*Set exercise*:
Write out the entries below once more, exactly.

*Supplied material*:
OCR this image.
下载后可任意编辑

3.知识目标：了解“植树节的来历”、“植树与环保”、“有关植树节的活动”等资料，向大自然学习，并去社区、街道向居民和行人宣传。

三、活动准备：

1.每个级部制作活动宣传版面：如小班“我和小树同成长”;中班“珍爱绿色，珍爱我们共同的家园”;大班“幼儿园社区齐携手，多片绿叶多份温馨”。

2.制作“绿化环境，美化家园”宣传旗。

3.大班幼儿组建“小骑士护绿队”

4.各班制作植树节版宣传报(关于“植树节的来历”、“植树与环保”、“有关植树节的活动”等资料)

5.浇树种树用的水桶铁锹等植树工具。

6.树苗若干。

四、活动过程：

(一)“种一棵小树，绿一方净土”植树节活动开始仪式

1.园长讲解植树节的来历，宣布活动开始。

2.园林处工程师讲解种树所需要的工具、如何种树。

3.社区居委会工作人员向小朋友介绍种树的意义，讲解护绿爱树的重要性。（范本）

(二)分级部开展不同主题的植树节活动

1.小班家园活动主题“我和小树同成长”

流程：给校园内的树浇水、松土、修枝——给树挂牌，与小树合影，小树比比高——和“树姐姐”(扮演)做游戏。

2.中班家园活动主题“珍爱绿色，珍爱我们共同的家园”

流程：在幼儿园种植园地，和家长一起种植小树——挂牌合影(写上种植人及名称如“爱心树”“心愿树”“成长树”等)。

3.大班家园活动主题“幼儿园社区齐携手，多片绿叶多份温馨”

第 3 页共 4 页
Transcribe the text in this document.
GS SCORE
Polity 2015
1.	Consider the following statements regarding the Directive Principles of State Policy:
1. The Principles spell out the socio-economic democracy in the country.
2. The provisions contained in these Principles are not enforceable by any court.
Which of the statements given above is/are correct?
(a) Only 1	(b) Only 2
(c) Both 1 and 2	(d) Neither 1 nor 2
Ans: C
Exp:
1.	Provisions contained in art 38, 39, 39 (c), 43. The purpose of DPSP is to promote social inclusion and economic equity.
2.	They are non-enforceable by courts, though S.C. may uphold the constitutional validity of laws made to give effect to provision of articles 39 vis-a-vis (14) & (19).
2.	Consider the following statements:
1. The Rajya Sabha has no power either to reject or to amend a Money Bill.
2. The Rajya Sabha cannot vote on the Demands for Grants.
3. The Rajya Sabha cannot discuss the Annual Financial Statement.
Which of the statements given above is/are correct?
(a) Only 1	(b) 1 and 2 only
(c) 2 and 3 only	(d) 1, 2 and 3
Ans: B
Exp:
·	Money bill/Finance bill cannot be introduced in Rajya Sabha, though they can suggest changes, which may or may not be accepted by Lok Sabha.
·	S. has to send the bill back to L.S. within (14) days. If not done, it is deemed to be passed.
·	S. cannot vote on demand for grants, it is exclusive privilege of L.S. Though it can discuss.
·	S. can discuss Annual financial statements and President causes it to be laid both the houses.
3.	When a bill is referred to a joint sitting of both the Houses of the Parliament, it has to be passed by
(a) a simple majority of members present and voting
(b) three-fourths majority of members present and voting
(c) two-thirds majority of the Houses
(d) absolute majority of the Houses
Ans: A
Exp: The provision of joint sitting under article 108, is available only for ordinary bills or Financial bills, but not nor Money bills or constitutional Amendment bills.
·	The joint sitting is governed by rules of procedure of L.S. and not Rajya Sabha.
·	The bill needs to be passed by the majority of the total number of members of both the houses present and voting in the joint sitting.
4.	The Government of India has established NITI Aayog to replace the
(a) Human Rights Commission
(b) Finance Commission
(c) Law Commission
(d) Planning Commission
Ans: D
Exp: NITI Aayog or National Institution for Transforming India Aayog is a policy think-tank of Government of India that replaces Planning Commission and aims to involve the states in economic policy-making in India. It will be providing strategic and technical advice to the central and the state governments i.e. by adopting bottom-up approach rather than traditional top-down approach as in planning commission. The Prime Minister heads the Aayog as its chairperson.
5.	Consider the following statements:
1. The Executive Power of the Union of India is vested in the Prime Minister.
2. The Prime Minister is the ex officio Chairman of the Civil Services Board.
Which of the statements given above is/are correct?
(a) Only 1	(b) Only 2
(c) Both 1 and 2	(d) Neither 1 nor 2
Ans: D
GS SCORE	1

*Answer to this task*:
OCR this image.
下载后可任意编辑

3.知识目标：了解“植树节的来历”、“植树与环保”、“有关植树节的活动”等资料，向大自然学习，并去社区、街道向居民和行人宣传。

三、活动准备：

1.每个级部制作活动宣传版面：如小班“我和小树同成长”;中班“珍爱绿色，珍爱我们共同的家园”;大班“幼儿园社区齐携手，多片绿叶多份温馨”。

2.制作“绿化环境，美化家园”宣传旗。

3.大班幼儿组建“小骑士护绿队”

4.各班制作植树节版宣传报(关于“植树节的来历”、“植树与环保”、“有关植树节的活动”等资料)

5.浇树种树用的水桶铁锹等植树工具。

6.树苗若干。

四、活动过程：

(一)“种一棵小树，绿一方净土”植树节活动开始仪式

1.园长讲解植树节的来历，宣布活动开始。

2.园林处工程师讲解种树所需要的工具、如何种树。

3.社区居委会工作人员向小朋友介绍种树的意义，讲解护绿爱树的重要性。（范本）

(二)分级部开展不同主题的植树节活动

1.小班家园活动主题“我和小树同成长”

流程：给校园内的树浇水、松土、修枝——给树挂牌，与小树合影，小树比比高——和“树姐姐”(扮演)做游戏。

2.中班家园活动主题“珍爱绿色，珍爱我们共同的家园”

流程：在幼儿园种植园地，和家长一起种植小树——挂牌合影(写上种植人及名称如“爱心树”“心愿树”“成长树”等)。

3.大班家园活动主题“幼儿园社区齐携手，多片绿叶多份温馨”

第 3 页共 4 页
Transcribe the text in this document.
GS SCORE
Polity 2015
1.	Consider the following statements regarding the Directive Principles of State Policy:
1. The Principles spell out the socio-economic democracy in the country.
2. The provisions contained in these Principles are not enforceable by any court.
Which of the statements given above is/are correct?
(a) Only 1	(b) Only 2
(c) Both 1 and 2	(d) Neither 1 nor 2
Ans: C
Exp:
1.	Provisions contained in art 38, 39, 39 (c), 43. The purpose of DPSP is to promote social inclusion and economic equity.
2.	They are non-enforceable by courts, though S.C. may uphold the constitutional validity of laws made to give effect to provision of articles 39 vis-a-vis (14) & (19).
2.	Consider the following statements:
1. The Rajya Sabha has no power either to reject or to amend a Money Bill.
2. The Rajya Sabha cannot vote on the Demands for Grants.
3. The Rajya Sabha cannot discuss the Annual Financial Statement.
Which of the statements given above is/are correct?
(a) Only 1	(b) 1 and 2 only
(c) 2 and 3 only	(d) 1, 2 and 3
Ans: B
Exp:
·	Money bill/Finance bill cannot be introduced in Rajya Sabha, though they can suggest changes, which may or may not be accepted by Lok Sabha.
·	S. has to send the bill back to L.S. within (14) days. If not done, it is deemed to be passed.
·	S. cannot vote on demand for grants, it is exclusive privilege of L.S. Though it can discuss.
·	S. can discuss Annual financial statements and President causes it to be laid both the houses.
3.	When a bill is referred to a joint sitting of both the Houses of the Parliament, it has to be passed by
(a) a simple majority of members present and voting
(b) three-fourths majority of members present and voting
(c) two-thirds majority of the Houses
(d) absolute majority of the Houses
Ans: A
Exp: The provision of joint sitting under article 108, is available only for ordinary bills or Financial bills, but not nor Money bills or constitutional Amendment bills.
·	The joint sitting is governed by rules of procedure of L.S. and not Rajya Sabha.
·	The bill needs to be passed by the majority of the total number of members of both the houses present and voting in the joint sitting.
4.	The Government of India has established NITI Aayog to replace the
(a) Human Rights Commission
(b) Finance Commission
(c) Law Commission
(d) Planning Commission
Ans: D
Exp: NITI Aayog or National Institution for Transforming India Aayog is a policy think-tank of Government of India that replaces Planning Commission and aims to involve the states in economic policy-making in India. It will be providing strategic and technical advice to the central and the state governments i.e. by adopting bottom-up approach rather than traditional top-down approach as in planning commission. The Prime Minister heads the Aayog as its chairperson.
5.	Consider the following statements:
1. The Executive Power of the Union of India is vested in the Prime Minister.
2. The Prime Minister is the ex officio Chairman of the Civil Services Board.
Which of the statements given above is/are correct?
(a) Only 1	(b) Only 2
(c) Both 1 and 2	(d) Neither 1 nor 2
Ans: D
GS SCORE	1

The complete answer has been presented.